--- Start Raw data ---

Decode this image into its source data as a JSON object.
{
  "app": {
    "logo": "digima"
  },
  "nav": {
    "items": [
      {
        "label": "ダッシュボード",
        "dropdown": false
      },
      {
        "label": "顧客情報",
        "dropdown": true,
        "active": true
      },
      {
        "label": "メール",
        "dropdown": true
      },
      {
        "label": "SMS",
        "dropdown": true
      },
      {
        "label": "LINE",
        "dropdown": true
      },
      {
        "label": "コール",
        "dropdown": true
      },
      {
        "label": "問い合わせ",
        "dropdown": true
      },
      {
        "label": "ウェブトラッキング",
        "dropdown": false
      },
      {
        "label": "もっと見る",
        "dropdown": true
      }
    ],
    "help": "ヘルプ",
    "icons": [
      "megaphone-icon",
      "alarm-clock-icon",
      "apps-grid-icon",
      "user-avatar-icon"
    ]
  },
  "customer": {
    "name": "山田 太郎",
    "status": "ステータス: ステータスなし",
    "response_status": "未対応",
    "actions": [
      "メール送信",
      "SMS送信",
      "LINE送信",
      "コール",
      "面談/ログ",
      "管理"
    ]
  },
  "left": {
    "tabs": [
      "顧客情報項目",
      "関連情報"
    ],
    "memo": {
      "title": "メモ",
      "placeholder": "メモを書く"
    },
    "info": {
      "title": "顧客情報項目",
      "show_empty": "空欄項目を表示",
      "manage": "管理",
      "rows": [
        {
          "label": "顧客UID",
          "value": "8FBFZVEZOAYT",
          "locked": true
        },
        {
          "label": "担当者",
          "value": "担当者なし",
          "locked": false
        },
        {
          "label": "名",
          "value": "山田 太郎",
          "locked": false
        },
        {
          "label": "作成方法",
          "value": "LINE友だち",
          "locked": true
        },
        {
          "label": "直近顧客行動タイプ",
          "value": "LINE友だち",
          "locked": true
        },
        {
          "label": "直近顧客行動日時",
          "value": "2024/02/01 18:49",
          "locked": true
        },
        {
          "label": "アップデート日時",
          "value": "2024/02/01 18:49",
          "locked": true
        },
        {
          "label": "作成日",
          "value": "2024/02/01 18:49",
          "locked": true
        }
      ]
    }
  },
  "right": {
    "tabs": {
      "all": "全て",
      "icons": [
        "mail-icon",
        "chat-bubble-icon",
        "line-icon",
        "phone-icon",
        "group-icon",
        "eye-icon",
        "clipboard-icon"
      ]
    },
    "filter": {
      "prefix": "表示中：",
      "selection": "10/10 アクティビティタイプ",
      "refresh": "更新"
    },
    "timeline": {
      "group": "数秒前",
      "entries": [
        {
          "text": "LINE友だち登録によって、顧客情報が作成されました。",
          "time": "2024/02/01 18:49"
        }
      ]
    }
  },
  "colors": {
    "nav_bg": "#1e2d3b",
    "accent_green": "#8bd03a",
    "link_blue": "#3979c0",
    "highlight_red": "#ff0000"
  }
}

--- End Raw data ---

> [The problem] Transcribe every entry verbatim.

> [Complete response]
Decode this image into its source data as a JSON object.
{
  "app": {
    "logo": "digima"
  },
  "nav": {
    "items": [
      {
        "label": "ダッシュボード",
        "dropdown": false
      },
      {
        "label": "顧客情報",
        "dropdown": true,
        "active": true
      },
      {
        "label": "メール",
        "dropdown": true
      },
      {
        "label": "SMS",
        "dropdown": true
      },
      {
        "label": "LINE",
        "dropdown": true
      },
      {
        "label": "コール",
        "dropdown": true
      },
      {
        "label": "問い合わせ",
        "dropdown": true
      },
      {
        "label": "ウェブトラッキング",
        "dropdown": false
      },
      {
        "label": "もっと見る",
        "dropdown": true
      }
    ],
    "help": "ヘルプ",
    "icons": [
      "megaphone-icon",
      "alarm-clock-icon",
      "apps-grid-icon",
      "user-avatar-icon"
    ]
  },
  "customer": {
    "name": "山田 太郎",
    "status": "ステータス: ステータスなし",
    "response_status": "未対応",
    "actions": [
      "メール送信",
      "SMS送信",
      "LINE送信",
      "コール",
      "面談/ログ",
      "管理"
    ]
  },
  "left": {
    "tabs": [
      "顧客情報項目",
      "関連情報"
    ],
    "memo": {
      "title": "メモ",
      "placeholder": "メモを書く"
    },
    "info": {
      "title": "顧客情報項目",
      "show_empty": "空欄項目を表示",
      "manage": "管理",
      "rows": [
        {
          "label": "顧客UID",
          "value": "8FBFZVEZOAYT",
          "locked": true
        },
        {
          "label": "担当者",
          "value": "担当者なし",
          "locked": false
        },
        {
          "label": "名",
          "value": "山田 太郎",
          "locked": false
        },
        {
          "label": "作成方法",
          "value": "LINE友だち",
          "locked": true
        },
        {
          "label": "直近顧客行動タイプ",
          "value": "LINE友だち",
          "locked": true
        },
        {
          "label": "直近顧客行動日時",
          "value": "2024/02/01 18:49",
          "locked": true
        },
        {
          "label": "アップデート日時",
          "value": "2024/02/01 18:49",
          "locked": true
        },
        {
          "label": "作成日",
          "value": "2024/02/01 18:49",
          "locked": true
        }
      ]
    }
  },
  "right": {
    "tabs": {
      "all": "全て",
      "icons": [
        "mail-icon",
        "chat-bubble-icon",
        "line-icon",
        "phone-icon",
        "group-icon",
        "eye-icon",
        "clipboard-icon"
      ]
    },
    "filter": {
      "prefix": "表示中：",
      "selection": "10/10 アクティビティタイプ",
      "refresh": "更新"
    },
    "timeline": {
      "group": "数秒前",
      "entries": [
        {
          "text": "LINE友だち登録によって、顧客情報が作成されました。",
          "time": "2024/02/01 18:49"
        }
      ]
    }
  },
  "colors": {
    "nav_bg": "#1e2d3b",
    "accent_green": "#8bd03a",
    "link_blue": "#3979c0",
    "highlight_red": "#ff0000"
  }
}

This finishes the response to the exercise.